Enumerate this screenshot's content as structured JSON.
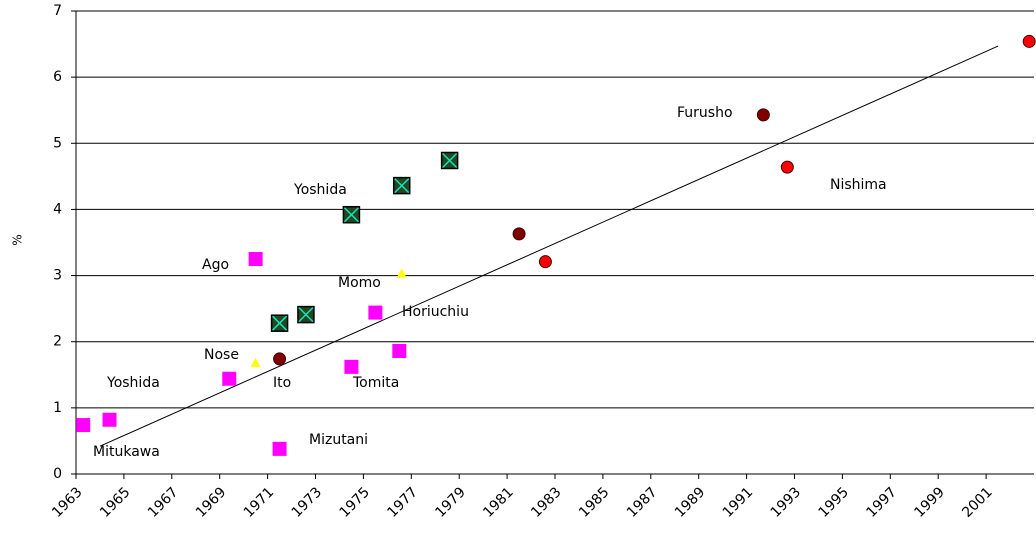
{
  "chart_data": {
    "type": "scatter",
    "y_label": "%",
    "xlim": [
      1963,
      2003
    ],
    "ylim": [
      0,
      7
    ],
    "xticks": [
      1963,
      1965,
      1967,
      1969,
      1971,
      1973,
      1975,
      1977,
      1979,
      1981,
      1983,
      1985,
      1987,
      1989,
      1991,
      1993,
      1995,
      1997,
      1999,
      2001
    ],
    "yticks": [
      0,
      1,
      2,
      3,
      4,
      5,
      6,
      7
    ],
    "grid": true,
    "series": [
      {
        "marker": "square",
        "color": "#ff00ff",
        "x": [
          1963.3,
          1964.4,
          1969.4,
          1970.5,
          1971.5,
          1974.5,
          1975.5,
          1976.5
        ],
        "values": [
          0.74,
          0.82,
          1.44,
          3.25,
          0.38,
          1.62,
          2.44,
          1.86
        ]
      },
      {
        "marker": "triangle",
        "color": "#ffff00",
        "x": [
          1970.5,
          1976.6
        ],
        "values": [
          1.68,
          3.03
        ]
      },
      {
        "marker": "crossed-square",
        "color": "#1f4a1f",
        "x": [
          1971.5,
          1972.6,
          1974.5,
          1976.6,
          1978.6
        ],
        "values": [
          2.28,
          2.41,
          3.92,
          4.36,
          4.74
        ]
      },
      {
        "marker": "circle",
        "color": "#800000",
        "x": [
          1971.5,
          1981.5,
          1991.7
        ],
        "values": [
          1.74,
          3.63,
          5.43
        ]
      },
      {
        "marker": "circle",
        "color": "#ff0000",
        "x": [
          1982.6,
          1992.7,
          2002.8
        ],
        "values": [
          3.21,
          4.64,
          6.54
        ]
      }
    ],
    "trendline": {
      "color": "#000000",
      "x": [
        1964,
        2001.5
      ],
      "values": [
        0.42,
        6.47
      ]
    },
    "annotations": [
      "Mitukawa",
      "Yoshida",
      "Ago",
      "Nose",
      "Ito",
      "Mizutani",
      "Tomita",
      "Momo",
      "Horiuchiu",
      "Yoshida",
      "Furusho",
      "Nishima"
    ]
  }
}
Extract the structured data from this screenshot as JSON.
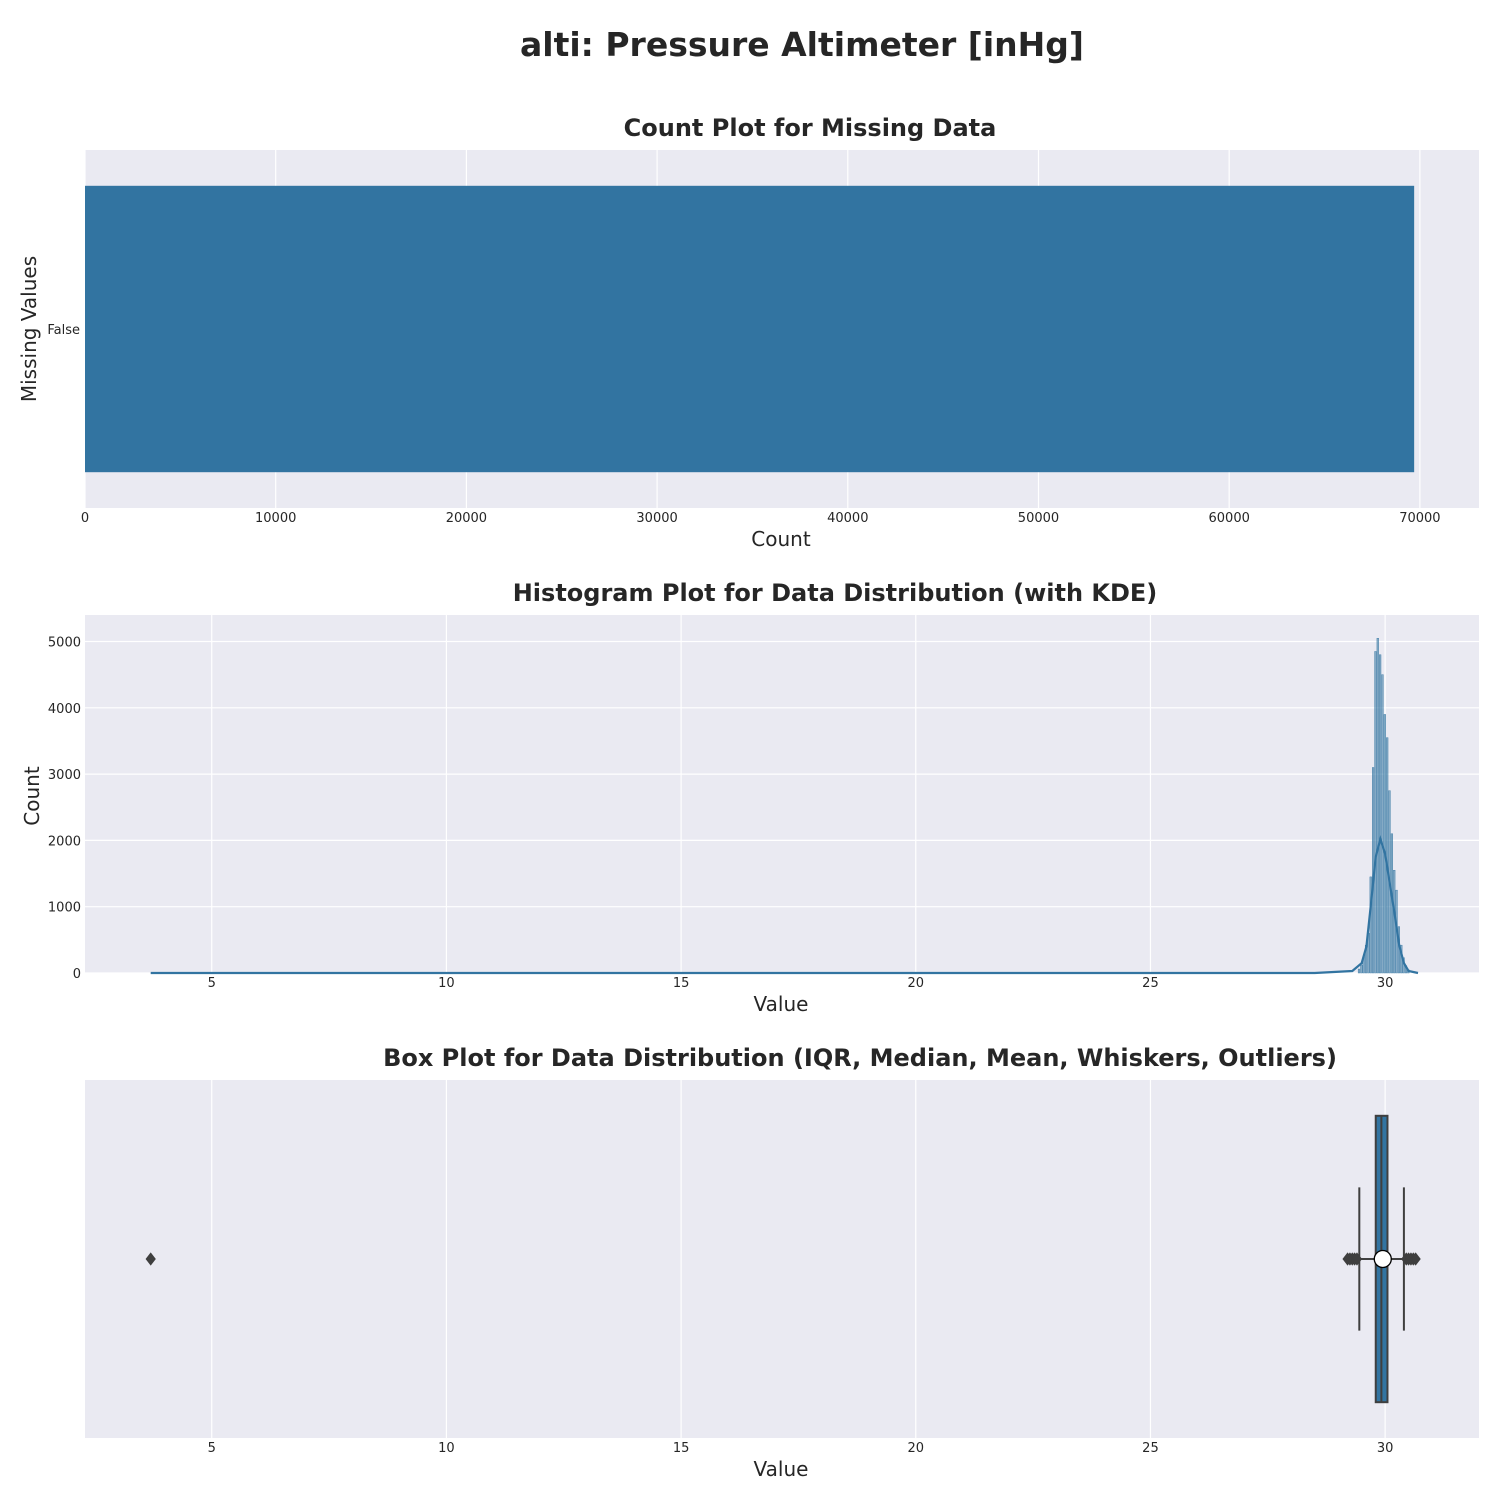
{
  "figure": {
    "title": "alti: Pressure Altimeter [inHg]"
  },
  "colors": {
    "primary": "#3274a1",
    "panel_background": "#eaeaf2",
    "grid": "#ffffff",
    "box_edge": "#3f3f3f"
  },
  "chart_data": [
    {
      "type": "bar",
      "orientation": "horizontal",
      "title": "Count Plot for Missing Data",
      "xlabel": "Count",
      "ylabel": "Missing Values",
      "categories": [
        "False"
      ],
      "values": [
        69700
      ],
      "xlim": [
        0,
        73100
      ],
      "xticks": [
        0,
        10000,
        20000,
        30000,
        40000,
        50000,
        60000,
        70000
      ],
      "grid": true
    },
    {
      "type": "histogram",
      "title": "Histogram Plot for Data Distribution (with KDE)",
      "xlabel": "Value",
      "ylabel": "Count",
      "xlim": [
        2.3,
        32.0
      ],
      "ylim": [
        0,
        5400
      ],
      "xticks": [
        5,
        10,
        15,
        20,
        25,
        30
      ],
      "yticks": [
        0,
        1000,
        2000,
        3000,
        4000,
        5000
      ],
      "bins": [
        {
          "x": 29.45,
          "count": 60
        },
        {
          "x": 29.5,
          "count": 120
        },
        {
          "x": 29.55,
          "count": 250
        },
        {
          "x": 29.6,
          "count": 420
        },
        {
          "x": 29.65,
          "count": 600
        },
        {
          "x": 29.7,
          "count": 1450
        },
        {
          "x": 29.75,
          "count": 3100
        },
        {
          "x": 29.8,
          "count": 4850
        },
        {
          "x": 29.85,
          "count": 5050
        },
        {
          "x": 29.9,
          "count": 4800
        },
        {
          "x": 29.95,
          "count": 4500
        },
        {
          "x": 30.0,
          "count": 3900
        },
        {
          "x": 30.05,
          "count": 3550
        },
        {
          "x": 30.1,
          "count": 2750
        },
        {
          "x": 30.15,
          "count": 2100
        },
        {
          "x": 30.2,
          "count": 1550
        },
        {
          "x": 30.25,
          "count": 1250
        },
        {
          "x": 30.3,
          "count": 700
        },
        {
          "x": 30.35,
          "count": 420
        },
        {
          "x": 30.4,
          "count": 230
        },
        {
          "x": 30.45,
          "count": 110
        },
        {
          "x": 30.5,
          "count": 50
        }
      ],
      "kde": {
        "x": [
          3.7,
          28.5,
          29.3,
          29.5,
          29.6,
          29.7,
          29.8,
          29.9,
          30.0,
          30.1,
          30.2,
          30.3,
          30.4,
          30.5,
          30.7
        ],
        "y": [
          0,
          0,
          30,
          150,
          400,
          1050,
          1750,
          2020,
          1800,
          1350,
          900,
          420,
          150,
          30,
          0
        ]
      },
      "grid": true
    },
    {
      "type": "box",
      "orientation": "horizontal",
      "title": "Box Plot for Data Distribution (IQR, Median, Mean, Whiskers, Outliers)",
      "xlabel": "Value",
      "xlim": [
        2.3,
        32.0
      ],
      "xticks": [
        5,
        10,
        15,
        20,
        25,
        30
      ],
      "q1": 29.8,
      "median": 29.92,
      "q3": 30.05,
      "mean": 29.95,
      "whisker_low": 29.45,
      "whisker_high": 30.4,
      "outliers": [
        3.7,
        29.2,
        29.25,
        29.3,
        29.35,
        29.4,
        30.45,
        30.5,
        30.55,
        30.6,
        30.65
      ],
      "grid": true
    }
  ]
}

◆ ◆ ◆

Exercise description
Note every line above where the string "type" shows up, and copy those lines.

Task result
    "type": "scatter",
      "type": "bar",
      "type": "histogram",
      "type": "box",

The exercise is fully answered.